* [TASK REQUIREMENTS]: Return the records that follow, matching each one exactly.

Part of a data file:
***
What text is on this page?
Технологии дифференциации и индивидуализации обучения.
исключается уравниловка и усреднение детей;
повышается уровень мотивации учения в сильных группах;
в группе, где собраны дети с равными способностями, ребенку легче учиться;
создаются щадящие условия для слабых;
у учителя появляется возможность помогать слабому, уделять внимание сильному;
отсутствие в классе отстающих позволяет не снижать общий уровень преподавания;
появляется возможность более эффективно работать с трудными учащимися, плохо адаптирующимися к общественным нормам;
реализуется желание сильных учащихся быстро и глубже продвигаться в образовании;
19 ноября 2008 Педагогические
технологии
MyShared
***
* [ANSWER TO THIS PROBLEM]:
What text is on this page?
Технологии дифференциации и индивидуализации обучения.
исключается уравниловка и усреднение детей;
повышается уровень мотивации учения в сильных группах;
в группе, где собраны дети с равными способностями, ребенку легче учиться;
создаются щадящие условия для слабых;
у учителя появляется возможность помогать слабому, уделять внимание сильному;
отсутствие в классе отстающих позволяет не снижать общий уровень преподавания;
появляется возможность более эффективно работать с трудными учащимися, плохо адаптирующимися к общественным нормам;
реализуется желание сильных учащихся быстро и глубже продвигаться в образовании;
19 ноября 2008 Педагогические
технологии
MyShared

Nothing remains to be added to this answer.